** Input data **

§ §

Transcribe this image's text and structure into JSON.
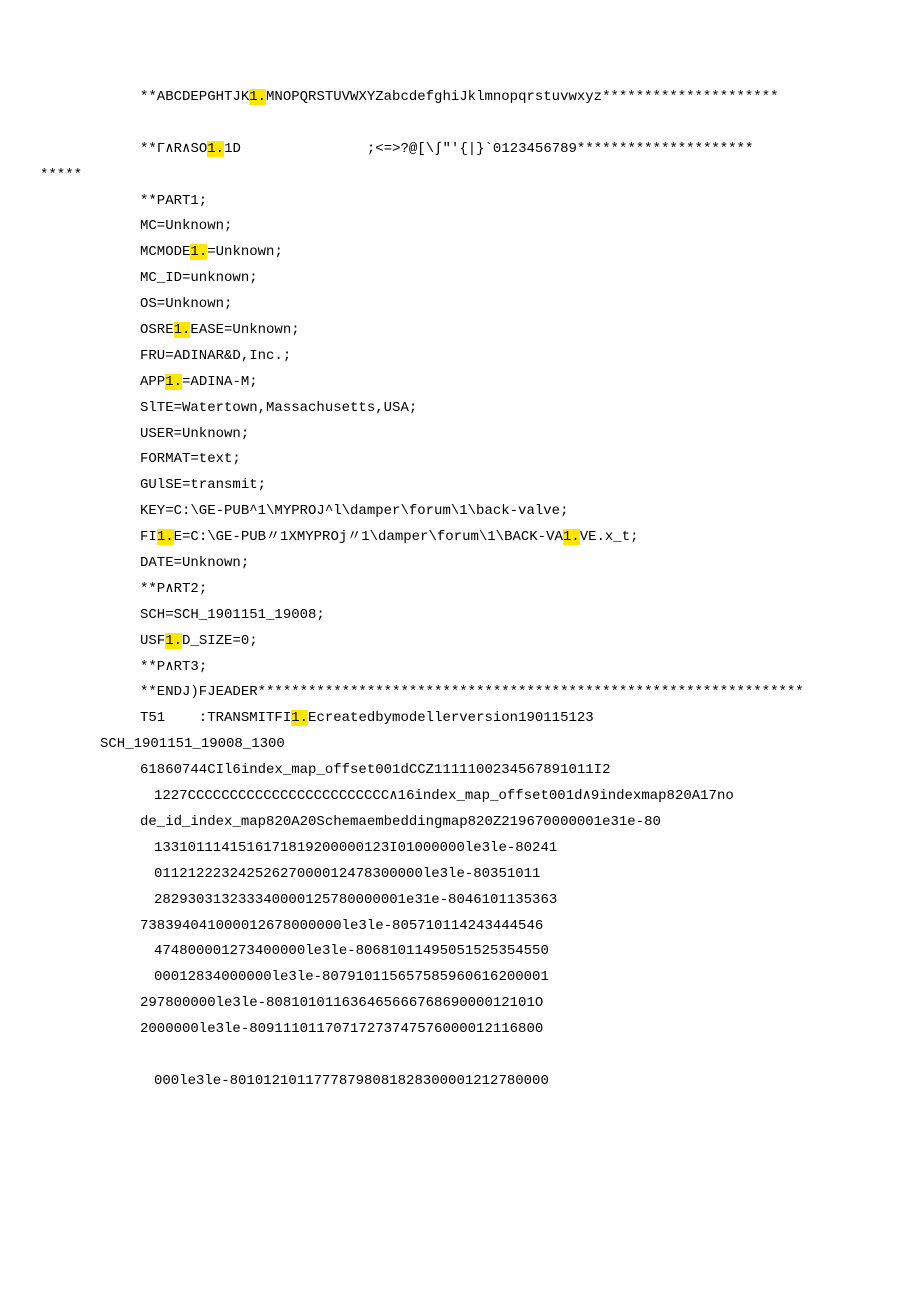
{
  "lines": [
    {
      "cls": "indent1",
      "segs": [
        {
          "t": "**ABCDEPGHTJK"
        },
        {
          "t": "1.",
          "hl": true
        },
        {
          "t": "MNOPQRSTUVWXYZabcdefghiJklmnopqrstuvwxyz*********************"
        }
      ]
    },
    {
      "cls": "blank"
    },
    {
      "cls": "indent1",
      "segs": [
        {
          "t": "**Γ∧R∧SO"
        },
        {
          "t": "1.",
          "hl": true
        },
        {
          "t": "1D               ;<=>?@[\\∫\"'{|}`0123456789*********************"
        }
      ]
    },
    {
      "cls": "noindent",
      "segs": [
        {
          "t": "*****"
        }
      ]
    },
    {
      "cls": "indent1",
      "segs": [
        {
          "t": "**PART1;"
        }
      ]
    },
    {
      "cls": "indent1",
      "segs": [
        {
          "t": "MC=Unknown;"
        }
      ]
    },
    {
      "cls": "indent1",
      "segs": [
        {
          "t": "MCMODE"
        },
        {
          "t": "1.",
          "hl": true
        },
        {
          "t": "=Unknown;"
        }
      ]
    },
    {
      "cls": "indent1",
      "segs": [
        {
          "t": "MC_ID=unknown;"
        }
      ]
    },
    {
      "cls": "indent1",
      "segs": [
        {
          "t": "OS=Unknown;"
        }
      ]
    },
    {
      "cls": "indent1",
      "segs": [
        {
          "t": "OSRE"
        },
        {
          "t": "1.",
          "hl": true
        },
        {
          "t": "EASE=Unknown;"
        }
      ]
    },
    {
      "cls": "indent1",
      "segs": [
        {
          "t": "FRU=ADINAR&D,Inc.;"
        }
      ]
    },
    {
      "cls": "indent1",
      "segs": [
        {
          "t": "APP"
        },
        {
          "t": "1.",
          "hl": true
        },
        {
          "t": "=ADINA-M;"
        }
      ]
    },
    {
      "cls": "indent1",
      "segs": [
        {
          "t": "SlTE=Watertown,Massachusetts,USA;"
        }
      ]
    },
    {
      "cls": "indent1",
      "segs": [
        {
          "t": "USER=Unknown;"
        }
      ]
    },
    {
      "cls": "indent1",
      "segs": [
        {
          "t": "FORMAT=text;"
        }
      ]
    },
    {
      "cls": "indent1",
      "segs": [
        {
          "t": "GUlSE=transmit;"
        }
      ]
    },
    {
      "cls": "indent1",
      "segs": [
        {
          "t": "KEY=C:\\GE-PUB^1\\MYPROJ^l\\damper\\forum\\1\\back-valve;"
        }
      ]
    },
    {
      "cls": "indent1",
      "segs": [
        {
          "t": "FI"
        },
        {
          "t": "1.",
          "hl": true
        },
        {
          "t": "E=C:\\GE-PUB〃1XMYPROj〃1\\damper\\forum\\1\\BACK-VA"
        },
        {
          "t": "1.",
          "hl": true
        },
        {
          "t": "VE.x_t;"
        }
      ]
    },
    {
      "cls": "indent1",
      "segs": [
        {
          "t": "DATE=Unknown;"
        }
      ]
    },
    {
      "cls": "indent1",
      "segs": [
        {
          "t": "**P∧RT2;"
        }
      ]
    },
    {
      "cls": "indent1",
      "segs": [
        {
          "t": "SCH=SCH_1901151_19008;"
        }
      ]
    },
    {
      "cls": "indent1",
      "segs": [
        {
          "t": "USF"
        },
        {
          "t": "1.",
          "hl": true
        },
        {
          "t": "D_SIZE=0;"
        }
      ]
    },
    {
      "cls": "indent1",
      "segs": [
        {
          "t": "**P∧RT3;"
        }
      ]
    },
    {
      "cls": "indent1",
      "segs": [
        {
          "t": "**ENDJ)FJEADER*****************************************************************"
        }
      ]
    },
    {
      "cls": "indent1",
      "segs": [
        {
          "t": "T51    :TRANSMITFI"
        },
        {
          "t": "1.",
          "hl": true
        },
        {
          "t": "Ecreatedbymodellerversion190115123"
        }
      ]
    },
    {
      "cls": "indent0",
      "segs": [
        {
          "t": "SCH_1901151_19008_1300"
        }
      ]
    },
    {
      "cls": "indent1",
      "segs": [
        {
          "t": "61860744CIl6index_map_offset001dCCZ1111100234567891011I2"
        }
      ]
    },
    {
      "cls": "indent2",
      "segs": [
        {
          "t": "1227CCCCCCCCCCCCCCCCCCCCCCCC∧16index_map_offset001d∧9indexmap820A17no"
        }
      ]
    },
    {
      "cls": "indent1",
      "segs": [
        {
          "t": "de_id_index_map820A20Schemaembeddingmap820Z219670000001e31e-80"
        }
      ]
    },
    {
      "cls": "indent2",
      "segs": [
        {
          "t": "1331011141516171819200000123I01000000le3le-80241"
        }
      ]
    },
    {
      "cls": "indent2",
      "segs": [
        {
          "t": "01121222324252627000012478300000le3le-80351011"
        }
      ]
    },
    {
      "cls": "indent2",
      "segs": [
        {
          "t": "282930313233340000125780000001e31e-8046101135363"
        }
      ]
    },
    {
      "cls": "indent1",
      "segs": [
        {
          "t": "738394041000012678000000le3le-805710114243444546"
        }
      ]
    },
    {
      "cls": "indent2",
      "segs": [
        {
          "t": "474800001273400000le3le-80681011495051525354550"
        }
      ]
    },
    {
      "cls": "indent2",
      "segs": [
        {
          "t": "00012834000000le3le-807910115657585960616200001"
        }
      ]
    },
    {
      "cls": "indent1",
      "segs": [
        {
          "t": "297800000le3le-80810101163646566676869000012101O"
        }
      ]
    },
    {
      "cls": "indent1",
      "segs": [
        {
          "t": "2000000le3le-80911101170717273747576000012116800"
        }
      ]
    },
    {
      "cls": "blank"
    },
    {
      "cls": "indent2",
      "segs": [
        {
          "t": "000le3le-80101210117778798081828300001212780000"
        }
      ]
    }
  ]
}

§ §

** What to do **
Leave out the pictures, and give all the records again exactly.

** Exercise output **
Transcribe this image's text and structure into JSON.
{
  "lines": [
    {
      "cls": "indent1",
      "segs": [
        {
          "t": "**ABCDEPGHTJK"
        },
        {
          "t": "1.",
          "hl": true
        },
        {
          "t": "MNOPQRSTUVWXYZabcdefghiJklmnopqrstuvwxyz*********************"
        }
      ]
    },
    {
      "cls": "blank"
    },
    {
      "cls": "indent1",
      "segs": [
        {
          "t": "**Γ∧R∧SO"
        },
        {
          "t": "1.",
          "hl": true
        },
        {
          "t": "1D               ;<=>?@[\\∫\"'{|}`0123456789*********************"
        }
      ]
    },
    {
      "cls": "noindent",
      "segs": [
        {
          "t": "*****"
        }
      ]
    },
    {
      "cls": "indent1",
      "segs": [
        {
          "t": "**PART1;"
        }
      ]
    },
    {
      "cls": "indent1",
      "segs": [
        {
          "t": "MC=Unknown;"
        }
      ]
    },
    {
      "cls": "indent1",
      "segs": [
        {
          "t": "MCMODE"
        },
        {
          "t": "1.",
          "hl": true
        },
        {
          "t": "=Unknown;"
        }
      ]
    },
    {
      "cls": "indent1",
      "segs": [
        {
          "t": "MC_ID=unknown;"
        }
      ]
    },
    {
      "cls": "indent1",
      "segs": [
        {
          "t": "OS=Unknown;"
        }
      ]
    },
    {
      "cls": "indent1",
      "segs": [
        {
          "t": "OSRE"
        },
        {
          "t": "1.",
          "hl": true
        },
        {
          "t": "EASE=Unknown;"
        }
      ]
    },
    {
      "cls": "indent1",
      "segs": [
        {
          "t": "FRU=ADINAR&D,Inc.;"
        }
      ]
    },
    {
      "cls": "indent1",
      "segs": [
        {
          "t": "APP"
        },
        {
          "t": "1.",
          "hl": true
        },
        {
          "t": "=ADINA-M;"
        }
      ]
    },
    {
      "cls": "indent1",
      "segs": [
        {
          "t": "SlTE=Watertown,Massachusetts,USA;"
        }
      ]
    },
    {
      "cls": "indent1",
      "segs": [
        {
          "t": "USER=Unknown;"
        }
      ]
    },
    {
      "cls": "indent1",
      "segs": [
        {
          "t": "FORMAT=text;"
        }
      ]
    },
    {
      "cls": "indent1",
      "segs": [
        {
          "t": "GUlSE=transmit;"
        }
      ]
    },
    {
      "cls": "indent1",
      "segs": [
        {
          "t": "KEY=C:\\GE-PUB^1\\MYPROJ^l\\damper\\forum\\1\\back-valve;"
        }
      ]
    },
    {
      "cls": "indent1",
      "segs": [
        {
          "t": "FI"
        },
        {
          "t": "1.",
          "hl": true
        },
        {
          "t": "E=C:\\GE-PUB〃1XMYPROj〃1\\damper\\forum\\1\\BACK-VA"
        },
        {
          "t": "1.",
          "hl": true
        },
        {
          "t": "VE.x_t;"
        }
      ]
    },
    {
      "cls": "indent1",
      "segs": [
        {
          "t": "DATE=Unknown;"
        }
      ]
    },
    {
      "cls": "indent1",
      "segs": [
        {
          "t": "**P∧RT2;"
        }
      ]
    },
    {
      "cls": "indent1",
      "segs": [
        {
          "t": "SCH=SCH_1901151_19008;"
        }
      ]
    },
    {
      "cls": "indent1",
      "segs": [
        {
          "t": "USF"
        },
        {
          "t": "1.",
          "hl": true
        },
        {
          "t": "D_SIZE=0;"
        }
      ]
    },
    {
      "cls": "indent1",
      "segs": [
        {
          "t": "**P∧RT3;"
        }
      ]
    },
    {
      "cls": "indent1",
      "segs": [
        {
          "t": "**ENDJ)FJEADER*****************************************************************"
        }
      ]
    },
    {
      "cls": "indent1",
      "segs": [
        {
          "t": "T51    :TRANSMITFI"
        },
        {
          "t": "1.",
          "hl": true
        },
        {
          "t": "Ecreatedbymodellerversion190115123"
        }
      ]
    },
    {
      "cls": "indent0",
      "segs": [
        {
          "t": "SCH_1901151_19008_1300"
        }
      ]
    },
    {
      "cls": "indent1",
      "segs": [
        {
          "t": "61860744CIl6index_map_offset001dCCZ1111100234567891011I2"
        }
      ]
    },
    {
      "cls": "indent2",
      "segs": [
        {
          "t": "1227CCCCCCCCCCCCCCCCCCCCCCCC∧16index_map_offset001d∧9indexmap820A17no"
        }
      ]
    },
    {
      "cls": "indent1",
      "segs": [
        {
          "t": "de_id_index_map820A20Schemaembeddingmap820Z219670000001e31e-80"
        }
      ]
    },
    {
      "cls": "indent2",
      "segs": [
        {
          "t": "1331011141516171819200000123I01000000le3le-80241"
        }
      ]
    },
    {
      "cls": "indent2",
      "segs": [
        {
          "t": "01121222324252627000012478300000le3le-80351011"
        }
      ]
    },
    {
      "cls": "indent2",
      "segs": [
        {
          "t": "282930313233340000125780000001e31e-8046101135363"
        }
      ]
    },
    {
      "cls": "indent1",
      "segs": [
        {
          "t": "738394041000012678000000le3le-805710114243444546"
        }
      ]
    },
    {
      "cls": "indent2",
      "segs": [
        {
          "t": "474800001273400000le3le-80681011495051525354550"
        }
      ]
    },
    {
      "cls": "indent2",
      "segs": [
        {
          "t": "00012834000000le3le-807910115657585960616200001"
        }
      ]
    },
    {
      "cls": "indent1",
      "segs": [
        {
          "t": "297800000le3le-80810101163646566676869000012101O"
        }
      ]
    },
    {
      "cls": "indent1",
      "segs": [
        {
          "t": "2000000le3le-80911101170717273747576000012116800"
        }
      ]
    },
    {
      "cls": "blank"
    },
    {
      "cls": "indent2",
      "segs": [
        {
          "t": "000le3le-80101210117778798081828300001212780000"
        }
      ]
    }
  ]
}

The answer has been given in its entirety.